- **Problem requirements**: Review the material line by line. Identify and copy every line that contains the string "Electrical".
[START OF Material to process]
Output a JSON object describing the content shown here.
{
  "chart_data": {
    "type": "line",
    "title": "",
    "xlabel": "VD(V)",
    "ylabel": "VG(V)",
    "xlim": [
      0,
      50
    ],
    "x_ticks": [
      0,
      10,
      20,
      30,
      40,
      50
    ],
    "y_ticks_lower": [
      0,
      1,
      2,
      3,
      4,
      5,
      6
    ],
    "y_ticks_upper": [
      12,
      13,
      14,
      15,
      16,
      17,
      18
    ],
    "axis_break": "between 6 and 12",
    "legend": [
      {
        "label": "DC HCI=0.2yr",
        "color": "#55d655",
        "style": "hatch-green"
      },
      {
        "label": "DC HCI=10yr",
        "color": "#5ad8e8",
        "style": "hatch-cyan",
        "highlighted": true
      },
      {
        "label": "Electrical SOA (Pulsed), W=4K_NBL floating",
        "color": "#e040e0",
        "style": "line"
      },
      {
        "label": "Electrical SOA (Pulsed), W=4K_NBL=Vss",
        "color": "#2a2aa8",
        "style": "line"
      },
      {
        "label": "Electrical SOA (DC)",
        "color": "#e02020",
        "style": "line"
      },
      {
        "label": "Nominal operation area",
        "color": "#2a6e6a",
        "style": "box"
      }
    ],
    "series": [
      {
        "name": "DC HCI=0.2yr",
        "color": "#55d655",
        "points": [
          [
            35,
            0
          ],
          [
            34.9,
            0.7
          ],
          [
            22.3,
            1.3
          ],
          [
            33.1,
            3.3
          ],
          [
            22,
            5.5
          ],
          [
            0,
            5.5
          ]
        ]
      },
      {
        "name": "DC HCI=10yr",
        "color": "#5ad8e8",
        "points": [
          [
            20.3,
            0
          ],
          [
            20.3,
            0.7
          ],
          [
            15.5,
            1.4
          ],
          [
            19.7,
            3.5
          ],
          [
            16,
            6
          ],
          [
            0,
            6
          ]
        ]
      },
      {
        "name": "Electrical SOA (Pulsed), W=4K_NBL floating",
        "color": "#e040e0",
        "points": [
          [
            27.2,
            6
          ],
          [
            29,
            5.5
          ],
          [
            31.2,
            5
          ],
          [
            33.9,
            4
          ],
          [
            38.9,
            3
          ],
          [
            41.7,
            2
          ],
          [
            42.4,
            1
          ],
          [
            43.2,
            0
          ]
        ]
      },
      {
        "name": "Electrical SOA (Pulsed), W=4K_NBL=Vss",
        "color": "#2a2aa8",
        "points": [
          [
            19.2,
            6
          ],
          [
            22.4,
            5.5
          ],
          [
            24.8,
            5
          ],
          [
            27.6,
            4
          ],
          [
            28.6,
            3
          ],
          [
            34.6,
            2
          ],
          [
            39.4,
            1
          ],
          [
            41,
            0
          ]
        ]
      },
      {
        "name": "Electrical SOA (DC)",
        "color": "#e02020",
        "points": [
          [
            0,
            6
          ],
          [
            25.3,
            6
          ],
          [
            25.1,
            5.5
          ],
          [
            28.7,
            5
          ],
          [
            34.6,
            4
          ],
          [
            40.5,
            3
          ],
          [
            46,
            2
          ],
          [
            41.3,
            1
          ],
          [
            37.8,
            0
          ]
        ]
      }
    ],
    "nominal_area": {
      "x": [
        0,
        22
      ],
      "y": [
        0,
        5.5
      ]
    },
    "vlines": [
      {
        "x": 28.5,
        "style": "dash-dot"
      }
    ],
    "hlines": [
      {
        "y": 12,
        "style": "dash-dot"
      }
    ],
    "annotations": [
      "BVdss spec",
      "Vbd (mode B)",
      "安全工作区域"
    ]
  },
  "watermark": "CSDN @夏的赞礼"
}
[END OF Material to process]
- **Result of this task**:
        "label": "Electrical SOA (Pulsed), W=4K_NBL floating",
        "label": "Electrical SOA (Pulsed), W=4K_NBL=Vss",
        "label": "Electrical SOA (DC)",
        "name": "Electrical SOA (Pulsed), W=4K_NBL floating",
        "name": "Electrical SOA (Pulsed), W=4K_NBL=Vss",
        "name": "Electrical SOA (DC)",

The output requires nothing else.